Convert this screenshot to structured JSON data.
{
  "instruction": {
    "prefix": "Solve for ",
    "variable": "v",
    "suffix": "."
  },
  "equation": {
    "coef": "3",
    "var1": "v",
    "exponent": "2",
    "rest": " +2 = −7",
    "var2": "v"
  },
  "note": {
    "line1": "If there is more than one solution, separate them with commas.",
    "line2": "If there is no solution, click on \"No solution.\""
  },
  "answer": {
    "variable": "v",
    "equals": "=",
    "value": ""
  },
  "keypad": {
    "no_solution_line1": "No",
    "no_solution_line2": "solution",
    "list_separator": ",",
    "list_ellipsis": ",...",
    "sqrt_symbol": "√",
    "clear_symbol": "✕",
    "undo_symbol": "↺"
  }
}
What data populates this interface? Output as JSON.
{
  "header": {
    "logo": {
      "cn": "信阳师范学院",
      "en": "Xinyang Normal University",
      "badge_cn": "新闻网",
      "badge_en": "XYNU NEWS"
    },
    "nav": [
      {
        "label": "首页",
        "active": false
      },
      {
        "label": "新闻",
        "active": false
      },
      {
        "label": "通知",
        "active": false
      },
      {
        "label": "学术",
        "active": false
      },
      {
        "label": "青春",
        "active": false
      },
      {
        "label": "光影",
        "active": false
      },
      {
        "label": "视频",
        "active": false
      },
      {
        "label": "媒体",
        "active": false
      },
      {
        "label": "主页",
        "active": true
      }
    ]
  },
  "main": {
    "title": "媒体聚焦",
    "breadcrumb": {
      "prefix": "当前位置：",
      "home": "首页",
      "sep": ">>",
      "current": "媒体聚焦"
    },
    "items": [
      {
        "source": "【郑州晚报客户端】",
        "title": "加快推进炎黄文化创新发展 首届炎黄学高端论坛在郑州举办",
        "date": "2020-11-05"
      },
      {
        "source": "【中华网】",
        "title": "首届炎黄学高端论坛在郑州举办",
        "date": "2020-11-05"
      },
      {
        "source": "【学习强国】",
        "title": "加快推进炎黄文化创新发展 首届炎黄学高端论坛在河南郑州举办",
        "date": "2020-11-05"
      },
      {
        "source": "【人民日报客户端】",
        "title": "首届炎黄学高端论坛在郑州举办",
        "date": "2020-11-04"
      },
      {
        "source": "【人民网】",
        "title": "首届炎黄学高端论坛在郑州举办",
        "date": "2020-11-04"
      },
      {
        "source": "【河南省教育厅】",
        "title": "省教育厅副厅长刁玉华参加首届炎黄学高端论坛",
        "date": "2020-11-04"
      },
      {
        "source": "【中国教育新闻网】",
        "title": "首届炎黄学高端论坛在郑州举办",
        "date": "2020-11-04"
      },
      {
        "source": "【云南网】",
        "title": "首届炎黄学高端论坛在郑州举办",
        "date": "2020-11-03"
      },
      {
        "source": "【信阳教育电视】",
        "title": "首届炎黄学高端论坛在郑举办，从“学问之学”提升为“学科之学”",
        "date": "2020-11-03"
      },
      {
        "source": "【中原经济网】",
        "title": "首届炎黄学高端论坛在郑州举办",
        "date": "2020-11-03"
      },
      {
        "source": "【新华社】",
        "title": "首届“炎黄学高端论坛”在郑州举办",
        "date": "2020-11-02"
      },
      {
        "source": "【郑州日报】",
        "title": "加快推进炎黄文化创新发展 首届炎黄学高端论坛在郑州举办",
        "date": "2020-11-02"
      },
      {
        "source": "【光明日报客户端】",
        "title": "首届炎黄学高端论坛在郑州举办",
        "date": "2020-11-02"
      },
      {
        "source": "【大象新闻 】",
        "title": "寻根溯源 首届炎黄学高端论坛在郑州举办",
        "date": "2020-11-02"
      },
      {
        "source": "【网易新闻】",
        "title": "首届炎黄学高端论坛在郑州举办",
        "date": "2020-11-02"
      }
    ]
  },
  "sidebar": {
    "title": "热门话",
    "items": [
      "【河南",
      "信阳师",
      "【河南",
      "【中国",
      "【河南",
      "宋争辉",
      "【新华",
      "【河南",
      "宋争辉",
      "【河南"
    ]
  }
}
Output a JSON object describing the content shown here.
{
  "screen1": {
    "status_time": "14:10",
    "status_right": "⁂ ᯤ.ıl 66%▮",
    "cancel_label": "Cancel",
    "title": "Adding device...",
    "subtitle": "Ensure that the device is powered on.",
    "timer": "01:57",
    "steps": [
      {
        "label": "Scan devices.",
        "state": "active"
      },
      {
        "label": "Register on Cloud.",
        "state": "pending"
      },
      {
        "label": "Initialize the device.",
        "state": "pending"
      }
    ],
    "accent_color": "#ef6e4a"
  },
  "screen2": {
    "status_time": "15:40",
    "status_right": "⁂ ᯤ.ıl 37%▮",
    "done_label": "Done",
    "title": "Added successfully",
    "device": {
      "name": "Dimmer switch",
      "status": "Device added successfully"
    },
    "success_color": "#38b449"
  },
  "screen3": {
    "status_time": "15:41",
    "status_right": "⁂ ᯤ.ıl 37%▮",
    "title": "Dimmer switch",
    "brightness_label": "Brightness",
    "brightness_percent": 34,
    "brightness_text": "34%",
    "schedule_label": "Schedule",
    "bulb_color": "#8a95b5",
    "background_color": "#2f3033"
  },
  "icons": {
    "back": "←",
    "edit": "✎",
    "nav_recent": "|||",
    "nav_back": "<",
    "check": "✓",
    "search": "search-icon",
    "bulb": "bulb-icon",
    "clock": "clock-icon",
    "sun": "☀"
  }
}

★ ★ ★ ★ ★

• **EXERCISE TASK**: Return the entries above exactly as they appear.

• **FULL ANSWER**:
Convert this screenshot to structured JSON data.
{
  "instruction": {
    "prefix": "Solve for ",
    "variable": "v",
    "suffix": "."
  },
  "equation": {
    "coef": "3",
    "var1": "v",
    "exponent": "2",
    "rest": " +2 = −7",
    "var2": "v"
  },
  "note": {
    "line1": "If there is more than one solution, separate them with commas.",
    "line2": "If there is no solution, click on \"No solution.\""
  },
  "answer": {
    "variable": "v",
    "equals": "=",
    "value": ""
  },
  "keypad": {
    "no_solution_line1": "No",
    "no_solution_line2": "solution",
    "list_separator": ",",
    "list_ellipsis": ",...",
    "sqrt_symbol": "√",
    "clear_symbol": "✕",
    "undo_symbol": "↺"
  }
}
What data populates this interface? Output as JSON.
{
  "header": {
    "logo": {
      "cn": "信阳师范学院",
      "en": "Xinyang Normal University",
      "badge_cn": "新闻网",
      "badge_en": "XYNU NEWS"
    },
    "nav": [
      {
        "label": "首页",
        "active": false
      },
      {
        "label": "新闻",
        "active": false
      },
      {
        "label": "通知",
        "active": false
      },
      {
        "label": "学术",
        "active": false
      },
      {
        "label": "青春",
        "active": false
      },
      {
        "label": "光影",
        "active": false
      },
      {
        "label": "视频",
        "active": false
      },
      {
        "label": "媒体",
        "active": false
      },
      {
        "label": "主页",
        "active": true
      }
    ]
  },
  "main": {
    "title": "媒体聚焦",
    "breadcrumb": {
      "prefix": "当前位置：",
      "home": "首页",
      "sep": ">>",
      "current": "媒体聚焦"
    },
    "items": [
      {
        "source": "【郑州晚报客户端】",
        "title": "加快推进炎黄文化创新发展 首届炎黄学高端论坛在郑州举办",
        "date": "2020-11-05"
      },
      {
        "source": "【中华网】",
        "title": "首届炎黄学高端论坛在郑州举办",
        "date": "2020-11-05"
      },
      {
        "source": "【学习强国】",
        "title": "加快推进炎黄文化创新发展 首届炎黄学高端论坛在河南郑州举办",
        "date": "2020-11-05"
      },
      {
        "source": "【人民日报客户端】",
        "title": "首届炎黄学高端论坛在郑州举办",
        "date": "2020-11-04"
      },
      {
        "source": "【人民网】",
        "title": "首届炎黄学高端论坛在郑州举办",
        "date": "2020-11-04"
      },
      {
        "source": "【河南省教育厅】",
        "title": "省教育厅副厅长刁玉华参加首届炎黄学高端论坛",
        "date": "2020-11-04"
      },
      {
        "source": "【中国教育新闻网】",
        "title": "首届炎黄学高端论坛在郑州举办",
        "date": "2020-11-04"
      },
      {
        "source": "【云南网】",
        "title": "首届炎黄学高端论坛在郑州举办",
        "date": "2020-11-03"
      },
      {
        "source": "【信阳教育电视】",
        "title": "首届炎黄学高端论坛在郑举办，从“学问之学”提升为“学科之学”",
        "date": "2020-11-03"
      },
      {
        "source": "【中原经济网】",
        "title": "首届炎黄学高端论坛在郑州举办",
        "date": "2020-11-03"
      },
      {
        "source": "【新华社】",
        "title": "首届“炎黄学高端论坛”在郑州举办",
        "date": "2020-11-02"
      },
      {
        "source": "【郑州日报】",
        "title": "加快推进炎黄文化创新发展 首届炎黄学高端论坛在郑州举办",
        "date": "2020-11-02"
      },
      {
        "source": "【光明日报客户端】",
        "title": "首届炎黄学高端论坛在郑州举办",
        "date": "2020-11-02"
      },
      {
        "source": "【大象新闻 】",
        "title": "寻根溯源 首届炎黄学高端论坛在郑州举办",
        "date": "2020-11-02"
      },
      {
        "source": "【网易新闻】",
        "title": "首届炎黄学高端论坛在郑州举办",
        "date": "2020-11-02"
      }
    ]
  },
  "sidebar": {
    "title": "热门话",
    "items": [
      "【河南",
      "信阳师",
      "【河南",
      "【中国",
      "【河南",
      "宋争辉",
      "【新华",
      "【河南",
      "宋争辉",
      "【河南"
    ]
  }
}
Output a JSON object describing the content shown here.
{
  "screen1": {
    "status_time": "14:10",
    "status_right": "⁂ ᯤ.ıl 66%▮",
    "cancel_label": "Cancel",
    "title": "Adding device...",
    "subtitle": "Ensure that the device is powered on.",
    "timer": "01:57",
    "steps": [
      {
        "label": "Scan devices.",
        "state": "active"
      },
      {
        "label": "Register on Cloud.",
        "state": "pending"
      },
      {
        "label": "Initialize the device.",
        "state": "pending"
      }
    ],
    "accent_color": "#ef6e4a"
  },
  "screen2": {
    "status_time": "15:40",
    "status_right": "⁂ ᯤ.ıl 37%▮",
    "done_label": "Done",
    "title": "Added successfully",
    "device": {
      "name": "Dimmer switch",
      "status": "Device added successfully"
    },
    "success_color": "#38b449"
  },
  "screen3": {
    "status_time": "15:41",
    "status_right": "⁂ ᯤ.ıl 37%▮",
    "title": "Dimmer switch",
    "brightness_label": "Brightness",
    "brightness_percent": 34,
    "brightness_text": "34%",
    "schedule_label": "Schedule",
    "bulb_color": "#8a95b5",
    "background_color": "#2f3033"
  },
  "icons": {
    "back": "←",
    "edit": "✎",
    "nav_recent": "|||",
    "nav_back": "<",
    "check": "✓",
    "search": "search-icon",
    "bulb": "bulb-icon",
    "clock": "clock-icon",
    "sun": "☀"
  }
}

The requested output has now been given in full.